**Aim**
Your task is to retype each line of the data below exactly.

>> START Record extracts

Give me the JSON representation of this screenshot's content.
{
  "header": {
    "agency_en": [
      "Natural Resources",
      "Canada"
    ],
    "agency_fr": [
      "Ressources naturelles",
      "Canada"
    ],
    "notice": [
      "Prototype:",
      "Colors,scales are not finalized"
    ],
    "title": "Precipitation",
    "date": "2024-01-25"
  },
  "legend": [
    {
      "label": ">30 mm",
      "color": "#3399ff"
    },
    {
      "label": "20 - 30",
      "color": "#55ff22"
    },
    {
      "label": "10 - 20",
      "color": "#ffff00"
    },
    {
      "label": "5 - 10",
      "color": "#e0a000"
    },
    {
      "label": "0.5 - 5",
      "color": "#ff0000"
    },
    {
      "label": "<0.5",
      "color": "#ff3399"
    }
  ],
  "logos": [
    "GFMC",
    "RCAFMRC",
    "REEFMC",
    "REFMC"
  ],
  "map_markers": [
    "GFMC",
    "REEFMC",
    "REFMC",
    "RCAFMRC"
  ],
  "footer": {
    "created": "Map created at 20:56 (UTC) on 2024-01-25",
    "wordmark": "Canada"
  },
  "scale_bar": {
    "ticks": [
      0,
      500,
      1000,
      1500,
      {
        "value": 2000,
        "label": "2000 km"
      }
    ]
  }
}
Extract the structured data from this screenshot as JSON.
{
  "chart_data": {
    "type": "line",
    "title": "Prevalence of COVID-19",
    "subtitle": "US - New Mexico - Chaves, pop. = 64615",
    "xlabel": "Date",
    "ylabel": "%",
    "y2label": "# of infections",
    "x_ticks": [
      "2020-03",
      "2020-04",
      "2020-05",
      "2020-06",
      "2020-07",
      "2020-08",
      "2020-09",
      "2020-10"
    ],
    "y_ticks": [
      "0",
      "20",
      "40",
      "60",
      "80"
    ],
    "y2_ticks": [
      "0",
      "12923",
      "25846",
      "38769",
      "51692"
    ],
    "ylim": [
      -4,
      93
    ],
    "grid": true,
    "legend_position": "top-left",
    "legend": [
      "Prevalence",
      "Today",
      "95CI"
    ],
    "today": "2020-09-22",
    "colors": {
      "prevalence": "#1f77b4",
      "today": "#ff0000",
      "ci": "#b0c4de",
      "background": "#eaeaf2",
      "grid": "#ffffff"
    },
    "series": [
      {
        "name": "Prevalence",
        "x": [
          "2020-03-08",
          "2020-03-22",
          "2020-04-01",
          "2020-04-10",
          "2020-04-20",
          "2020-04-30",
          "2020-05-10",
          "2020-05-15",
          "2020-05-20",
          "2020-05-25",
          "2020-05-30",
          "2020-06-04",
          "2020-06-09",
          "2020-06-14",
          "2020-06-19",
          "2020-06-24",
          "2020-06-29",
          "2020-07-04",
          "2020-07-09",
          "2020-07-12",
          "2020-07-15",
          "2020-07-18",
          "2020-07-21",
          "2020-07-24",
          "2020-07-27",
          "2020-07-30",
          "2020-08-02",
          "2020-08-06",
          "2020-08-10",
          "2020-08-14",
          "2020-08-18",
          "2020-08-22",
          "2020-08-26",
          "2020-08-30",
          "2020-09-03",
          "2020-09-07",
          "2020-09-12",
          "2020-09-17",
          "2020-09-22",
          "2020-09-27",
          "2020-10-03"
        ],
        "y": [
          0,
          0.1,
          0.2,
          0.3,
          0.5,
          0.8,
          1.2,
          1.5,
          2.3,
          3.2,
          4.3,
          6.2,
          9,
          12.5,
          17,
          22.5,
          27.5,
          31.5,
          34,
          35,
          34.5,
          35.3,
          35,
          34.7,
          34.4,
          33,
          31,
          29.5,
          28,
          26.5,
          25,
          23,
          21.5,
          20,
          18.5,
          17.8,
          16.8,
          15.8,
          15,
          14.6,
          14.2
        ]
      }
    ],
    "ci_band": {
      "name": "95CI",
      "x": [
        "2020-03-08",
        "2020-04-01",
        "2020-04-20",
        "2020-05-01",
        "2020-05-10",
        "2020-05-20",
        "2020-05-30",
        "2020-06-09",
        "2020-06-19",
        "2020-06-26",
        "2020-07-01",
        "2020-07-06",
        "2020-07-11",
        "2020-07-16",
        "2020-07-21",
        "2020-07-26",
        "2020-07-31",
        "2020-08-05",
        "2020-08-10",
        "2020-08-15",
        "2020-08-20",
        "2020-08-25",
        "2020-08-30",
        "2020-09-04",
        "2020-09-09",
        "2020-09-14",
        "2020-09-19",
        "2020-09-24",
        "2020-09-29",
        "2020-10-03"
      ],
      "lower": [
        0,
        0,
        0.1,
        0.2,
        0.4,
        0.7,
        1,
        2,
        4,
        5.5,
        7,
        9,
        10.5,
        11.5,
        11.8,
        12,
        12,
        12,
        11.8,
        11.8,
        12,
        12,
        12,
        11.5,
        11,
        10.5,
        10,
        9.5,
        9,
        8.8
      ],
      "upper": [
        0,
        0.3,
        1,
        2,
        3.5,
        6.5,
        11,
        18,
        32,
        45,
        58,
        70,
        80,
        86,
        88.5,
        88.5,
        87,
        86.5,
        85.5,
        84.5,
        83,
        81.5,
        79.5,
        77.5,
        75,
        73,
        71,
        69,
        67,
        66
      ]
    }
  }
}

>> END Record extracts

**Correct response**
Give me the JSON representation of this screenshot's content.
{
  "header": {
    "agency_en": [
      "Natural Resources",
      "Canada"
    ],
    "agency_fr": [
      "Ressources naturelles",
      "Canada"
    ],
    "notice": [
      "Prototype:",
      "Colors,scales are not finalized"
    ],
    "title": "Precipitation",
    "date": "2024-01-25"
  },
  "legend": [
    {
      "label": ">30 mm",
      "color": "#3399ff"
    },
    {
      "label": "20 - 30",
      "color": "#55ff22"
    },
    {
      "label": "10 - 20",
      "color": "#ffff00"
    },
    {
      "label": "5 - 10",
      "color": "#e0a000"
    },
    {
      "label": "0.5 - 5",
      "color": "#ff0000"
    },
    {
      "label": "<0.5",
      "color": "#ff3399"
    }
  ],
  "logos": [
    "GFMC",
    "RCAFMRC",
    "REEFMC",
    "REFMC"
  ],
  "map_markers": [
    "GFMC",
    "REEFMC",
    "REFMC",
    "RCAFMRC"
  ],
  "footer": {
    "created": "Map created at 20:56 (UTC) on 2024-01-25",
    "wordmark": "Canada"
  },
  "scale_bar": {
    "ticks": [
      0,
      500,
      1000,
      1500,
      {
        "value": 2000,
        "label": "2000 km"
      }
    ]
  }
}
Extract the structured data from this screenshot as JSON.
{
  "chart_data": {
    "type": "line",
    "title": "Prevalence of COVID-19",
    "subtitle": "US - New Mexico - Chaves, pop. = 64615",
    "xlabel": "Date",
    "ylabel": "%",
    "y2label": "# of infections",
    "x_ticks": [
      "2020-03",
      "2020-04",
      "2020-05",
      "2020-06",
      "2020-07",
      "2020-08",
      "2020-09",
      "2020-10"
    ],
    "y_ticks": [
      "0",
      "20",
      "40",
      "60",
      "80"
    ],
    "y2_ticks": [
      "0",
      "12923",
      "25846",
      "38769",
      "51692"
    ],
    "ylim": [
      -4,
      93
    ],
    "grid": true,
    "legend_position": "top-left",
    "legend": [
      "Prevalence",
      "Today",
      "95CI"
    ],
    "today": "2020-09-22",
    "colors": {
      "prevalence": "#1f77b4",
      "today": "#ff0000",
      "ci": "#b0c4de",
      "background": "#eaeaf2",
      "grid": "#ffffff"
    },
    "series": [
      {
        "name": "Prevalence",
        "x": [
          "2020-03-08",
          "2020-03-22",
          "2020-04-01",
          "2020-04-10",
          "2020-04-20",
          "2020-04-30",
          "2020-05-10",
          "2020-05-15",
          "2020-05-20",
          "2020-05-25",
          "2020-05-30",
          "2020-06-04",
          "2020-06-09",
          "2020-06-14",
          "2020-06-19",
          "2020-06-24",
          "2020-06-29",
          "2020-07-04",
          "2020-07-09",
          "2020-07-12",
          "2020-07-15",
          "2020-07-18",
          "2020-07-21",
          "2020-07-24",
          "2020-07-27",
          "2020-07-30",
          "2020-08-02",
          "2020-08-06",
          "2020-08-10",
          "2020-08-14",
          "2020-08-18",
          "2020-08-22",
          "2020-08-26",
          "2020-08-30",
          "2020-09-03",
          "2020-09-07",
          "2020-09-12",
          "2020-09-17",
          "2020-09-22",
          "2020-09-27",
          "2020-10-03"
        ],
        "y": [
          0,
          0.1,
          0.2,
          0.3,
          0.5,
          0.8,
          1.2,
          1.5,
          2.3,
          3.2,
          4.3,
          6.2,
          9,
          12.5,
          17,
          22.5,
          27.5,
          31.5,
          34,
          35,
          34.5,
          35.3,
          35,
          34.7,
          34.4,
          33,
          31,
          29.5,
          28,
          26.5,
          25,
          23,
          21.5,
          20,
          18.5,
          17.8,
          16.8,
          15.8,
          15,
          14.6,
          14.2
        ]
      }
    ],
    "ci_band": {
      "name": "95CI",
      "x": [
        "2020-03-08",
        "2020-04-01",
        "2020-04-20",
        "2020-05-01",
        "2020-05-10",
        "2020-05-20",
        "2020-05-30",
        "2020-06-09",
        "2020-06-19",
        "2020-06-26",
        "2020-07-01",
        "2020-07-06",
        "2020-07-11",
        "2020-07-16",
        "2020-07-21",
        "2020-07-26",
        "2020-07-31",
        "2020-08-05",
        "2020-08-10",
        "2020-08-15",
        "2020-08-20",
        "2020-08-25",
        "2020-08-30",
        "2020-09-04",
        "2020-09-09",
        "2020-09-14",
        "2020-09-19",
        "2020-09-24",
        "2020-09-29",
        "2020-10-03"
      ],
      "lower": [
        0,
        0,
        0.1,
        0.2,
        0.4,
        0.7,
        1,
        2,
        4,
        5.5,
        7,
        9,
        10.5,
        11.5,
        11.8,
        12,
        12,
        12,
        11.8,
        11.8,
        12,
        12,
        12,
        11.5,
        11,
        10.5,
        10,
        9.5,
        9,
        8.8
      ],
      "upper": [
        0,
        0.3,
        1,
        2,
        3.5,
        6.5,
        11,
        18,
        32,
        45,
        58,
        70,
        80,
        86,
        88.5,
        88.5,
        87,
        86.5,
        85.5,
        84.5,
        83,
        81.5,
        79.5,
        77.5,
        75,
        73,
        71,
        69,
        67,
        66
      ]
    }
  }
}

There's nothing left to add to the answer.